▶ _REQUIRED WORK_
Reproduce every record below exactly as written, leaving out any pictures.

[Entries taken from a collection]

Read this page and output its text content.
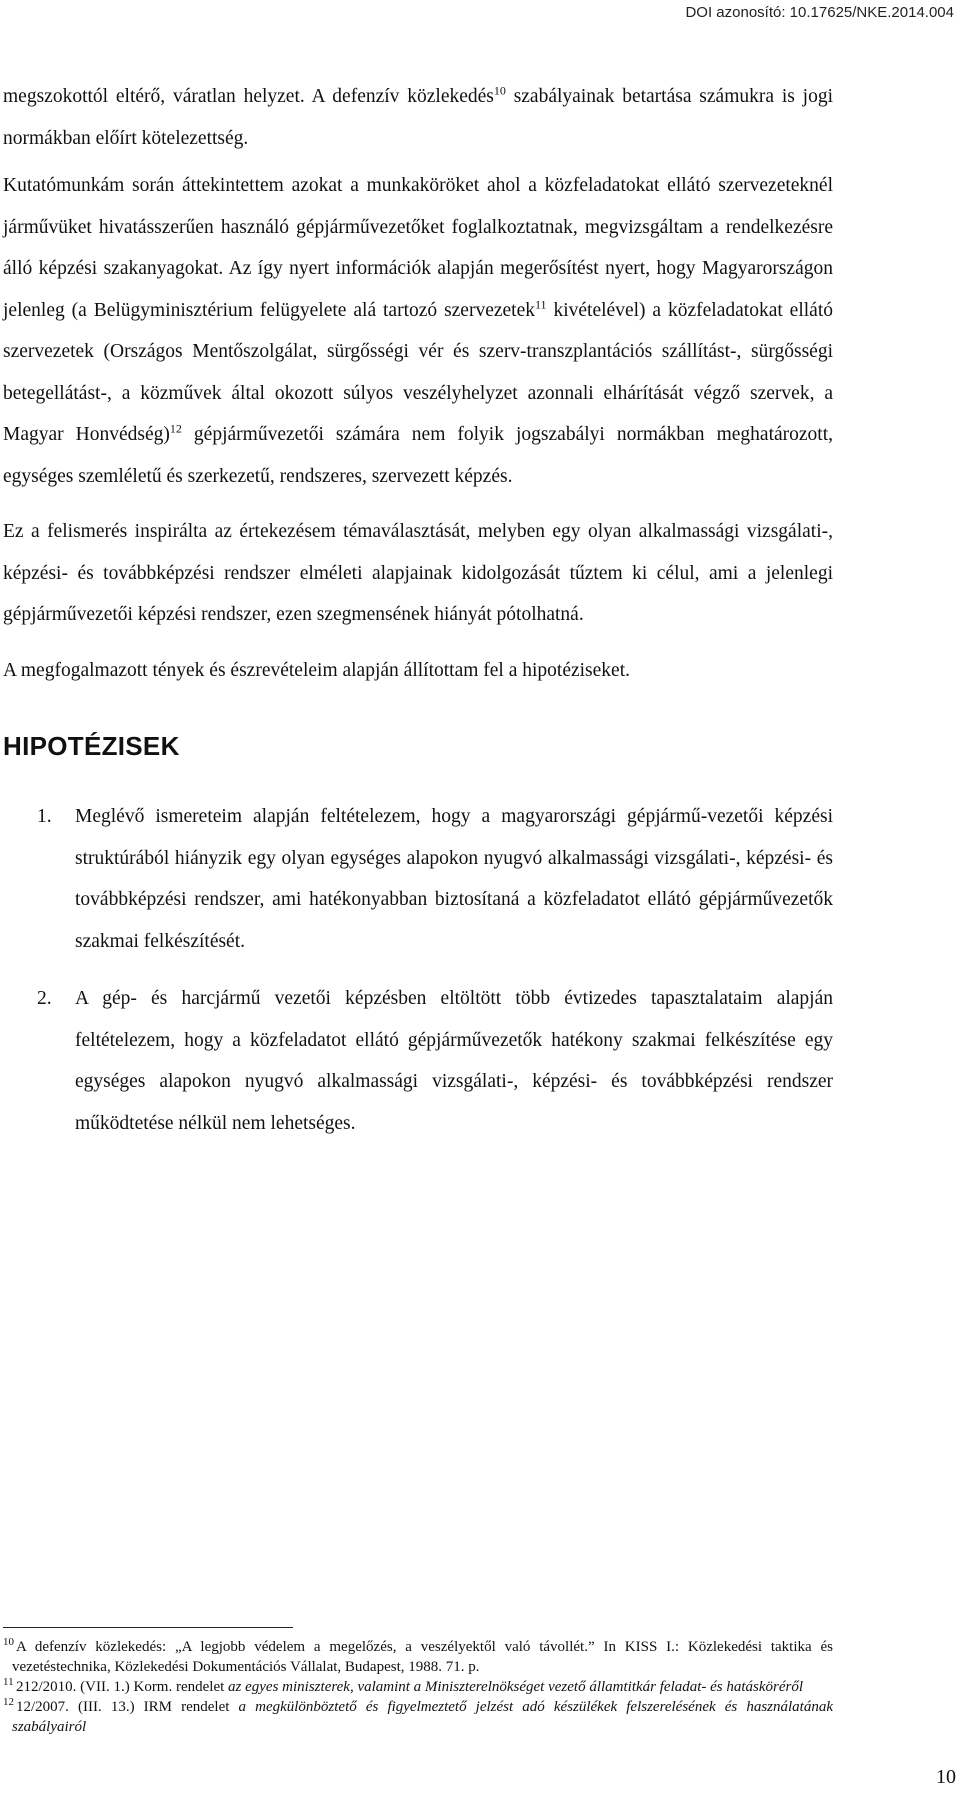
DOI azonosító: 10.17625/NKE.2014.004

megszokottól eltérő, váratlan helyzet. A defenzív közlekedés$^{10}$ szabályainak betartása számukra is jogi normákban előírt kötelezettség.

Kutatómunkám során áttekintettem azokat a munkaköröket ahol a közfeladatokat ellátó szervezeteknél járművüket hivatásszerűen használó gépjárművezetőket foglalkoztatnak, megvizsgáltam a rendelkezésre álló képzési szakanyagokat. Az így nyert információk alapján megerősítést nyert, hogy Magyarországon jelenleg (a Belügyminisztérium felügyelete alá tartozó szervezetek$^{11}$ kivételével) a közfeladatokat ellátó szervezetek (Országos Mentőszolgálat, sürgősségi vér és szerv-transzplantációs szállítást-, sürgősségi betegellátást-, a közművek által okozott súlyos veszélyhelyzet azonnali elhárítását végző szervek, a Magyar Honvédség)$^{12}$ gépjárművezetői számára nem folyik jogszabályi normákban meghatározott, egységes szemléletű és szerkezetű, rendszeres, szervezett képzés.

Ez a felismerés inspirálta az értekezésem témaválasztását, melyben egy olyan alkalmassági vizsgálati-, képzési- és továbbképzési rendszer elméleti alapjainak kidolgozását tűztem ki célul, ami a jelenlegi gépjárművezetői képzési rendszer, ezen szegmensének hiányát pótolhatná.

A megfogalmazott tények és észrevételeim alapján állítottam fel a hipotéziseket.

HIPOTÉZISEK
1. Meglévő ismereteim alapján feltételezem, hogy a magyarországi gépjármű-vezetői képzési struktúrából hiányzik egy olyan egységes alapokon nyugvó alkalmassági vizsgálati-, képzési- és továbbképzési rendszer, ami hatékonyabban biztosítaná a közfeladatot ellátó gépjárművezetők szakmai felkészítését.
2. A gép- és harcjármű vezetői képzésben eltöltött több évtizedes tapasztalataim alapján feltételezem, hogy a közfeladatot ellátó gépjárművezetők hatékony szakmai felkészítése egy egységes alapokon nyugvó alkalmassági vizsgálati-, képzési- és továbbképzési rendszer működtetése nélkül nem lehetséges.
10 A defenzív közlekedés: „A legjobb védelem a megelőzés, a veszélyektől való távollét.” In KISS I.: Közlekedési taktika és vezetéstechnika, Közlekedési Dokumentációs Vállalat, Budapest, 1988. 71. p.
11 212/2010. (VII. 1.) Korm. rendelet az egyes miniszterek, valamint a Miniszterelnökséget vezető államtitkár feladat- és hatásköréről
12 12/2007. (III. 13.) IRM rendelet a megkülönböztető és figyelmeztető jelzést adó készülékek felszerelésének és használatának szabályairól
10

▶ _SOLVED EXERCISE_
Read this page and output its text content.
DOI azonosító: 10.17625/NKE.2014.004

megszokottól eltérő, váratlan helyzet. A defenzív közlekedés$^{10}$ szabályainak betartása számukra is jogi normákban előírt kötelezettség.

Kutatómunkám során áttekintettem azokat a munkaköröket ahol a közfeladatokat ellátó szervezeteknél járművüket hivatásszerűen használó gépjárművezetőket foglalkoztatnak, megvizsgáltam a rendelkezésre álló képzési szakanyagokat. Az így nyert információk alapján megerősítést nyert, hogy Magyarországon jelenleg (a Belügyminisztérium felügyelete alá tartozó szervezetek$^{11}$ kivételével) a közfeladatokat ellátó szervezetek (Országos Mentőszolgálat, sürgősségi vér és szerv-transzplantációs szállítást-, sürgősségi betegellátást-, a közművek által okozott súlyos veszélyhelyzet azonnali elhárítását végző szervek, a Magyar Honvédség)$^{12}$ gépjárművezetői számára nem folyik jogszabályi normákban meghatározott, egységes szemléletű és szerkezetű, rendszeres, szervezett képzés.

Ez a felismerés inspirálta az értekezésem témaválasztását, melyben egy olyan alkalmassági vizsgálati-, képzési- és továbbképzési rendszer elméleti alapjainak kidolgozását tűztem ki célul, ami a jelenlegi gépjárművezetői képzési rendszer, ezen szegmensének hiányát pótolhatná.

A megfogalmazott tények és észrevételeim alapján állítottam fel a hipotéziseket.

HIPOTÉZISEK
1. Meglévő ismereteim alapján feltételezem, hogy a magyarországi gépjármű-vezetői képzési struktúrából hiányzik egy olyan egységes alapokon nyugvó alkalmassági vizsgálati-, képzési- és továbbképzési rendszer, ami hatékonyabban biztosítaná a közfeladatot ellátó gépjárművezetők szakmai felkészítését.
2. A gép- és harcjármű vezetői képzésben eltöltött több évtizedes tapasztalataim alapján feltételezem, hogy a közfeladatot ellátó gépjárművezetők hatékony szakmai felkészítése egy egységes alapokon nyugvó alkalmassági vizsgálati-, képzési- és továbbképzési rendszer működtetése nélkül nem lehetséges.
10 A defenzív közlekedés: „A legjobb védelem a megelőzés, a veszélyektől való távollét.” In KISS I.: Közlekedési taktika és vezetéstechnika, Közlekedési Dokumentációs Vállalat, Budapest, 1988. 71. p.
11 212/2010. (VII. 1.) Korm. rendelet az egyes miniszterek, valamint a Miniszterelnökséget vezető államtitkár feladat- és hatásköréről
12 12/2007. (III. 13.) IRM rendelet a megkülönböztető és figyelmeztető jelzést adó készülékek felszerelésének és használatának szabályairól
10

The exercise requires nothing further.